*** DATA PROVIDED ***
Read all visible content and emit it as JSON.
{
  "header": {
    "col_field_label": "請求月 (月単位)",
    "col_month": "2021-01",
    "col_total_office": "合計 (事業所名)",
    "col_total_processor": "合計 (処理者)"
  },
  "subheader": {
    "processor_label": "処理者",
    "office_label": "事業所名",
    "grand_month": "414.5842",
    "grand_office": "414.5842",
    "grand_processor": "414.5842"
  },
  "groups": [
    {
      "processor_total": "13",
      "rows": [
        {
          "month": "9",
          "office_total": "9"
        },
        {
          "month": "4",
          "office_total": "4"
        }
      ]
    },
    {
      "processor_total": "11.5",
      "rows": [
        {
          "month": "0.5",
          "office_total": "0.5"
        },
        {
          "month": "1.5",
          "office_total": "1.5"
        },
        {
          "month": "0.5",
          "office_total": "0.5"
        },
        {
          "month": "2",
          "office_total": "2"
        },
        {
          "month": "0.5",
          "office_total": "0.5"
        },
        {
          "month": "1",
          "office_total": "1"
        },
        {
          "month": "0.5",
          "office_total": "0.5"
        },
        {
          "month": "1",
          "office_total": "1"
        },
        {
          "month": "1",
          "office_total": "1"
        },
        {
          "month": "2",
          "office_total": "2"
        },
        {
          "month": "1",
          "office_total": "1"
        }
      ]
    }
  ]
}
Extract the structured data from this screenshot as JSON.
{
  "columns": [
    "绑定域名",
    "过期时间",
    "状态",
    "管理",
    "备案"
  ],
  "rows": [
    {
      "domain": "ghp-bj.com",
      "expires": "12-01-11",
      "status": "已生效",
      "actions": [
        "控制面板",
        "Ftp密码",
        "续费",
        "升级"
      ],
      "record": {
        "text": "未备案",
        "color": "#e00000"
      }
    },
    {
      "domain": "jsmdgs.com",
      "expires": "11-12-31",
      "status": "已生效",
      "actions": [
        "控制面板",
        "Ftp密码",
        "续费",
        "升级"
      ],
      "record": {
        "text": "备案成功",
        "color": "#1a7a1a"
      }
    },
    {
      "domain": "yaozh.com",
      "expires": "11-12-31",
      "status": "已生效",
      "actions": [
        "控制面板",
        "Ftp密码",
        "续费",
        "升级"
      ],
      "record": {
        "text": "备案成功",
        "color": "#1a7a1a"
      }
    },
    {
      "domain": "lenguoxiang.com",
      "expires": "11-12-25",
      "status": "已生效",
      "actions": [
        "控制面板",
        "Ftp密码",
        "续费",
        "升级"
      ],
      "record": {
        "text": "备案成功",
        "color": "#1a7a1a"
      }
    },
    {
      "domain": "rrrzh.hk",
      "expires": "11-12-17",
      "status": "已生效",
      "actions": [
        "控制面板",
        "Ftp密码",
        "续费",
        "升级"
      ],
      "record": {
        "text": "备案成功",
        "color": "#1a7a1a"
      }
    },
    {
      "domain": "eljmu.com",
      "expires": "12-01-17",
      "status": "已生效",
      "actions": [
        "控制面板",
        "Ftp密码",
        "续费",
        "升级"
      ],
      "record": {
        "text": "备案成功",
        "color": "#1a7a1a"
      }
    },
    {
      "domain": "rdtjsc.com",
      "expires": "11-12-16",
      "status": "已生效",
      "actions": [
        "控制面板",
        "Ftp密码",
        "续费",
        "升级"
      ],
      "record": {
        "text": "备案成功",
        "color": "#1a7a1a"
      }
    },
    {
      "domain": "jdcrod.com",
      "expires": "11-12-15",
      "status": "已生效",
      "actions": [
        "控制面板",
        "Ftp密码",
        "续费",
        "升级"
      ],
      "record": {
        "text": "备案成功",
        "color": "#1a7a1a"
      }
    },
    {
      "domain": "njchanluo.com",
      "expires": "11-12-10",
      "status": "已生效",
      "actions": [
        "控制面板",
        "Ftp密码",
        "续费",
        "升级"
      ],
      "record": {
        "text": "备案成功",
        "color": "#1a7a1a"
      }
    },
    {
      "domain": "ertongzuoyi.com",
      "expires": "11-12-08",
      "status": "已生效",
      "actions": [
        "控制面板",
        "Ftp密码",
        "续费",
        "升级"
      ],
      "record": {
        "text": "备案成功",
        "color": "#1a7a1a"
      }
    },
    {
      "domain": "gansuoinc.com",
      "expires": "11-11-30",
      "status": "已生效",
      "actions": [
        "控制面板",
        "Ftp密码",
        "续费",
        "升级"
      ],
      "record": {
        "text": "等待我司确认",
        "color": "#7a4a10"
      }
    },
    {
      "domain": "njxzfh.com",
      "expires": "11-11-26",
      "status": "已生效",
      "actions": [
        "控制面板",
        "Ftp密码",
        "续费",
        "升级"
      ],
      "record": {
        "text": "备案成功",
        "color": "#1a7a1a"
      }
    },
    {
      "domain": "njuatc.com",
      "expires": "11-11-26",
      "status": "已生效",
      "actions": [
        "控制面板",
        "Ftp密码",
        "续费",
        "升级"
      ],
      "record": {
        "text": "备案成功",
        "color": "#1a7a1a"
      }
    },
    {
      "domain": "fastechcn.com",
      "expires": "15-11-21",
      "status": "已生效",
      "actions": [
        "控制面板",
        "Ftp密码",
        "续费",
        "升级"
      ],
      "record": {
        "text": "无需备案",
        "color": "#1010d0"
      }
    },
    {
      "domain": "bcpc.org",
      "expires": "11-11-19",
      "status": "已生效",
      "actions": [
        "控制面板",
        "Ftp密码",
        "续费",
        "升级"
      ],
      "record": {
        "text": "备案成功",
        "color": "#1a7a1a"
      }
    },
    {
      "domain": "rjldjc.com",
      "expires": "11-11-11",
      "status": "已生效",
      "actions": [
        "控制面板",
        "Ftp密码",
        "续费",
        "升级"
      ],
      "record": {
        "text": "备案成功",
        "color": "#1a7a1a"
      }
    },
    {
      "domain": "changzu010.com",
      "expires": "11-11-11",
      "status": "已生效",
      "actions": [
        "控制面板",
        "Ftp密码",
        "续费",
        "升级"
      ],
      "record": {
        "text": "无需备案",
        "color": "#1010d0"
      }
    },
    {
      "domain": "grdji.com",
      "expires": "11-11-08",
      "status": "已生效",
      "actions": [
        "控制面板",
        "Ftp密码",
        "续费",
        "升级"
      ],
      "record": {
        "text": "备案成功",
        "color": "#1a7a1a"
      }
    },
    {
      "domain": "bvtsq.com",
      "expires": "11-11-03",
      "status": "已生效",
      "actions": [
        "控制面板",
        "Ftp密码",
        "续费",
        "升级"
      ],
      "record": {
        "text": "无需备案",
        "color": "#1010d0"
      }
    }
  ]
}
***
Reproduce the data in full, exactly as presented.

# [ANSWER TO THIS TASK]
Read all visible content and emit it as JSON.
{
  "header": {
    "col_field_label": "請求月 (月単位)",
    "col_month": "2021-01",
    "col_total_office": "合計 (事業所名)",
    "col_total_processor": "合計 (処理者)"
  },
  "subheader": {
    "processor_label": "処理者",
    "office_label": "事業所名",
    "grand_month": "414.5842",
    "grand_office": "414.5842",
    "grand_processor": "414.5842"
  },
  "groups": [
    {
      "processor_total": "13",
      "rows": [
        {
          "month": "9",
          "office_total": "9"
        },
        {
          "month": "4",
          "office_total": "4"
        }
      ]
    },
    {
      "processor_total": "11.5",
      "rows": [
        {
          "month": "0.5",
          "office_total": "0.5"
        },
        {
          "month": "1.5",
          "office_total": "1.5"
        },
        {
          "month": "0.5",
          "office_total": "0.5"
        },
        {
          "month": "2",
          "office_total": "2"
        },
        {
          "month": "0.5",
          "office_total": "0.5"
        },
        {
          "month": "1",
          "office_total": "1"
        },
        {
          "month": "0.5",
          "office_total": "0.5"
        },
        {
          "month": "1",
          "office_total": "1"
        },
        {
          "month": "1",
          "office_total": "1"
        },
        {
          "month": "2",
          "office_total": "2"
        },
        {
          "month": "1",
          "office_total": "1"
        }
      ]
    }
  ]
}
Extract the structured data from this screenshot as JSON.
{
  "columns": [
    "绑定域名",
    "过期时间",
    "状态",
    "管理",
    "备案"
  ],
  "rows": [
    {
      "domain": "ghp-bj.com",
      "expires": "12-01-11",
      "status": "已生效",
      "actions": [
        "控制面板",
        "Ftp密码",
        "续费",
        "升级"
      ],
      "record": {
        "text": "未备案",
        "color": "#e00000"
      }
    },
    {
      "domain": "jsmdgs.com",
      "expires": "11-12-31",
      "status": "已生效",
      "actions": [
        "控制面板",
        "Ftp密码",
        "续费",
        "升级"
      ],
      "record": {
        "text": "备案成功",
        "color": "#1a7a1a"
      }
    },
    {
      "domain": "yaozh.com",
      "expires": "11-12-31",
      "status": "已生效",
      "actions": [
        "控制面板",
        "Ftp密码",
        "续费",
        "升级"
      ],
      "record": {
        "text": "备案成功",
        "color": "#1a7a1a"
      }
    },
    {
      "domain": "lenguoxiang.com",
      "expires": "11-12-25",
      "status": "已生效",
      "actions": [
        "控制面板",
        "Ftp密码",
        "续费",
        "升级"
      ],
      "record": {
        "text": "备案成功",
        "color": "#1a7a1a"
      }
    },
    {
      "domain": "rrrzh.hk",
      "expires": "11-12-17",
      "status": "已生效",
      "actions": [
        "控制面板",
        "Ftp密码",
        "续费",
        "升级"
      ],
      "record": {
        "text": "备案成功",
        "color": "#1a7a1a"
      }
    },
    {
      "domain": "eljmu.com",
      "expires": "12-01-17",
      "status": "已生效",
      "actions": [
        "控制面板",
        "Ftp密码",
        "续费",
        "升级"
      ],
      "record": {
        "text": "备案成功",
        "color": "#1a7a1a"
      }
    },
    {
      "domain": "rdtjsc.com",
      "expires": "11-12-16",
      "status": "已生效",
      "actions": [
        "控制面板",
        "Ftp密码",
        "续费",
        "升级"
      ],
      "record": {
        "text": "备案成功",
        "color": "#1a7a1a"
      }
    },
    {
      "domain": "jdcrod.com",
      "expires": "11-12-15",
      "status": "已生效",
      "actions": [
        "控制面板",
        "Ftp密码",
        "续费",
        "升级"
      ],
      "record": {
        "text": "备案成功",
        "color": "#1a7a1a"
      }
    },
    {
      "domain": "njchanluo.com",
      "expires": "11-12-10",
      "status": "已生效",
      "actions": [
        "控制面板",
        "Ftp密码",
        "续费",
        "升级"
      ],
      "record": {
        "text": "备案成功",
        "color": "#1a7a1a"
      }
    },
    {
      "domain": "ertongzuoyi.com",
      "expires": "11-12-08",
      "status": "已生效",
      "actions": [
        "控制面板",
        "Ftp密码",
        "续费",
        "升级"
      ],
      "record": {
        "text": "备案成功",
        "color": "#1a7a1a"
      }
    },
    {
      "domain": "gansuoinc.com",
      "expires": "11-11-30",
      "status": "已生效",
      "actions": [
        "控制面板",
        "Ftp密码",
        "续费",
        "升级"
      ],
      "record": {
        "text": "等待我司确认",
        "color": "#7a4a10"
      }
    },
    {
      "domain": "njxzfh.com",
      "expires": "11-11-26",
      "status": "已生效",
      "actions": [
        "控制面板",
        "Ftp密码",
        "续费",
        "升级"
      ],
      "record": {
        "text": "备案成功",
        "color": "#1a7a1a"
      }
    },
    {
      "domain": "njuatc.com",
      "expires": "11-11-26",
      "status": "已生效",
      "actions": [
        "控制面板",
        "Ftp密码",
        "续费",
        "升级"
      ],
      "record": {
        "text": "备案成功",
        "color": "#1a7a1a"
      }
    },
    {
      "domain": "fastechcn.com",
      "expires": "15-11-21",
      "status": "已生效",
      "actions": [
        "控制面板",
        "Ftp密码",
        "续费",
        "升级"
      ],
      "record": {
        "text": "无需备案",
        "color": "#1010d0"
      }
    },
    {
      "domain": "bcpc.org",
      "expires": "11-11-19",
      "status": "已生效",
      "actions": [
        "控制面板",
        "Ftp密码",
        "续费",
        "升级"
      ],
      "record": {
        "text": "备案成功",
        "color": "#1a7a1a"
      }
    },
    {
      "domain": "rjldjc.com",
      "expires": "11-11-11",
      "status": "已生效",
      "actions": [
        "控制面板",
        "Ftp密码",
        "续费",
        "升级"
      ],
      "record": {
        "text": "备案成功",
        "color": "#1a7a1a"
      }
    },
    {
      "domain": "changzu010.com",
      "expires": "11-11-11",
      "status": "已生效",
      "actions": [
        "控制面板",
        "Ftp密码",
        "续费",
        "升级"
      ],
      "record": {
        "text": "无需备案",
        "color": "#1010d0"
      }
    },
    {
      "domain": "grdji.com",
      "expires": "11-11-08",
      "status": "已生效",
      "actions": [
        "控制面板",
        "Ftp密码",
        "续费",
        "升级"
      ],
      "record": {
        "text": "备案成功",
        "color": "#1a7a1a"
      }
    },
    {
      "domain": "bvtsq.com",
      "expires": "11-11-03",
      "status": "已生效",
      "actions": [
        "控制面板",
        "Ftp密码",
        "续费",
        "升级"
      ],
      "record": {
        "text": "无需备案",
        "color": "#1010d0"
      }
    }
  ]
}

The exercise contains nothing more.